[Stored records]
::::::::::
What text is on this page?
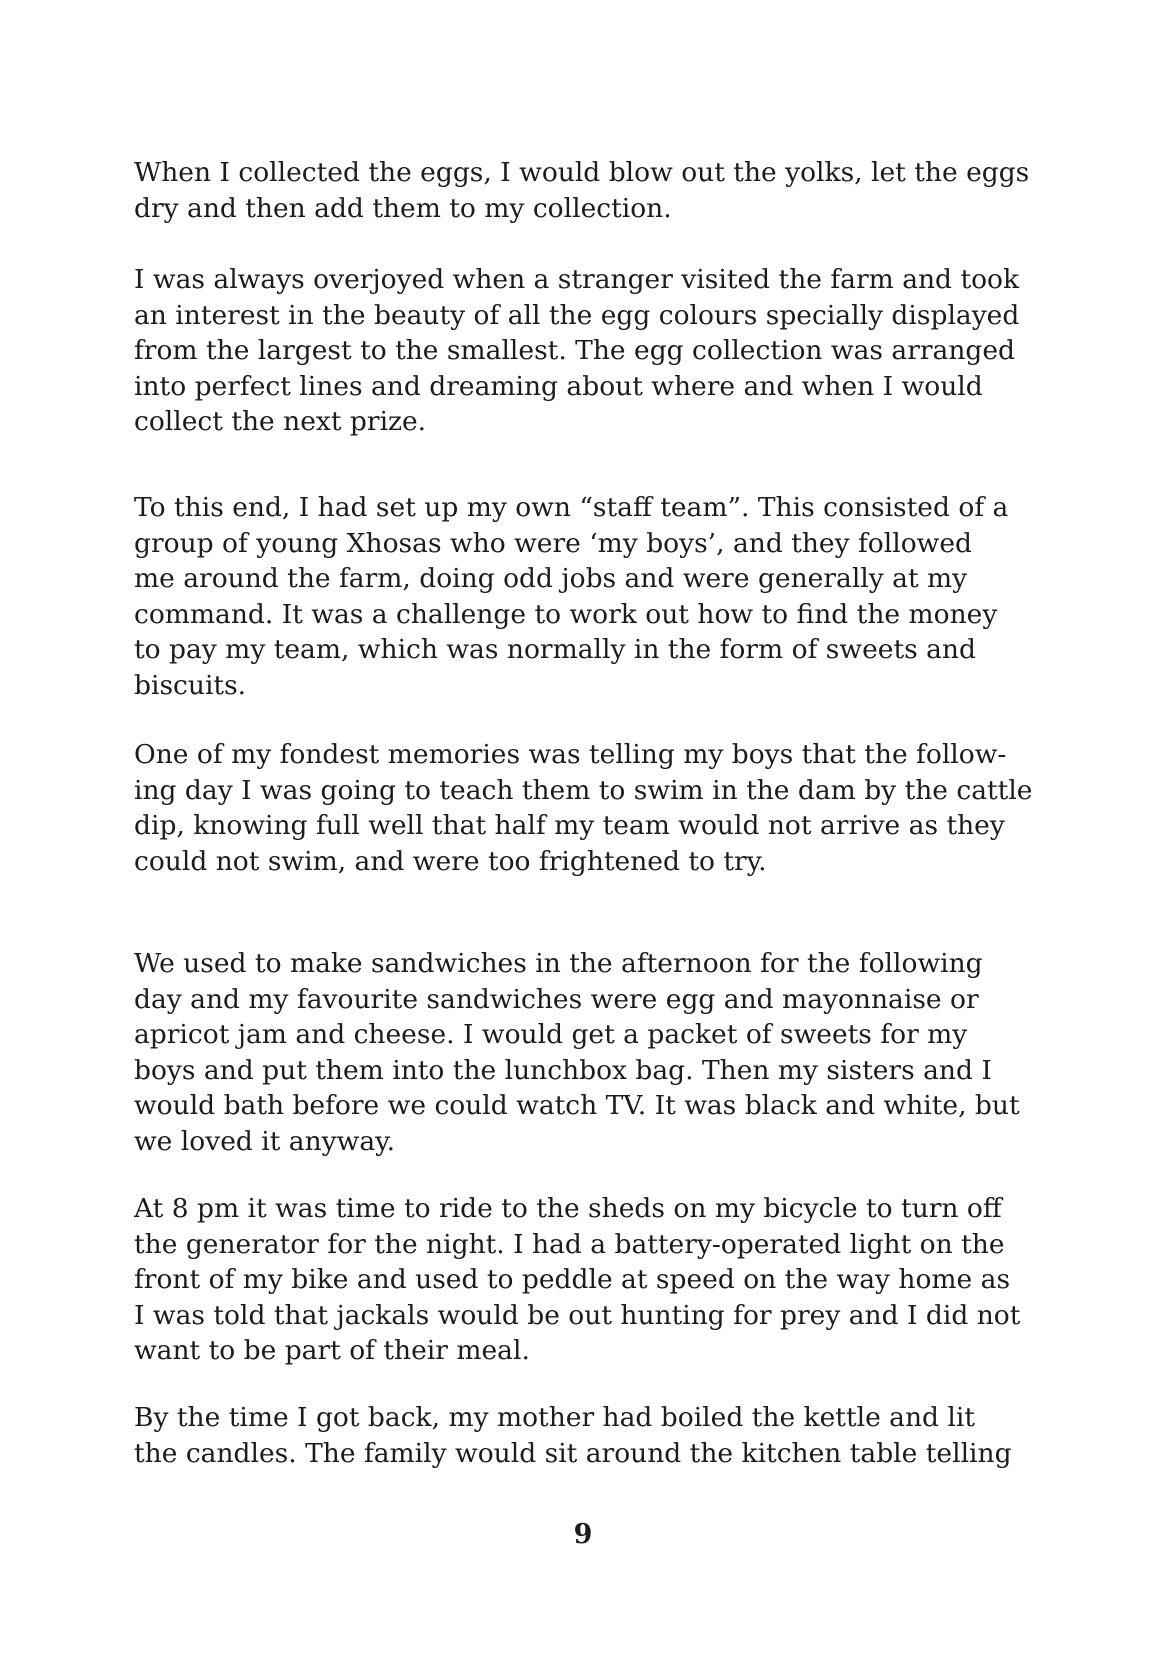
When I collected the eggs, I would blow out the yolks, let the eggs
dry and then add them to my collection.
I was always overjoyed when a stranger visited the farm and took
an interest in the beauty of all the egg colours specially displayed
from the largest to the smallest. The egg collection was arranged
into perfect lines and dreaming about where and when I would
collect the next prize.
To this end, I had set up my own “staff team”. This consisted of a
group of young Xhosas who were ‘my boys’, and they followed
me around the farm, doing odd jobs and were generally at my
command. It was a challenge to work out how to find the money
to pay my team, which was normally in the form of sweets and
biscuits.
One of my fondest memories was telling my boys that the follow-
ing day I was going to teach them to swim in the dam by the cattle
dip, knowing full well that half my team would not arrive as they
could not swim, and were too frightened to try.
We used to make sandwiches in the afternoon for the following
day and my favourite sandwiches were egg and mayonnaise or
apricot jam and cheese. I would get a packet of sweets for my
boys and put them into the lunchbox bag. Then my sisters and I
would bath before we could watch TV. It was black and white, but
we loved it anyway.
At 8 pm it was time to ride to the sheds on my bicycle to turn off
the generator for the night. I had a battery-operated light on the
front of my bike and used to peddle at speed on the way home as
I was told that jackals would be out hunting for prey and I did not
want to be part of their meal.
By the time I got back, my mother had boiled the kettle and lit
the candles. The family would sit around the kitchen table telling
9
::::::::::
● **Task details**
Omit each picture, then return all of the listing exactly as it stands.

● **Response to the exercise**
What text is on this page?
When I collected the eggs, I would blow out the yolks, let the eggs
dry and then add them to my collection.
I was always overjoyed when a stranger visited the farm and took
an interest in the beauty of all the egg colours specially displayed
from the largest to the smallest. The egg collection was arranged
into perfect lines and dreaming about where and when I would
collect the next prize.
To this end, I had set up my own “staff team”. This consisted of a
group of young Xhosas who were ‘my boys’, and they followed
me around the farm, doing odd jobs and were generally at my
command. It was a challenge to work out how to find the money
to pay my team, which was normally in the form of sweets and
biscuits.
One of my fondest memories was telling my boys that the follow-
ing day I was going to teach them to swim in the dam by the cattle
dip, knowing full well that half my team would not arrive as they
could not swim, and were too frightened to try.
We used to make sandwiches in the afternoon for the following
day and my favourite sandwiches were egg and mayonnaise or
apricot jam and cheese. I would get a packet of sweets for my
boys and put them into the lunchbox bag. Then my sisters and I
would bath before we could watch TV. It was black and white, but
we loved it anyway.
At 8 pm it was time to ride to the sheds on my bicycle to turn off
the generator for the night. I had a battery-operated light on the
front of my bike and used to peddle at speed on the way home as
I was told that jackals would be out hunting for prey and I did not
want to be part of their meal.
By the time I got back, my mother had boiled the kettle and lit
the candles. The family would sit around the kitchen table telling
9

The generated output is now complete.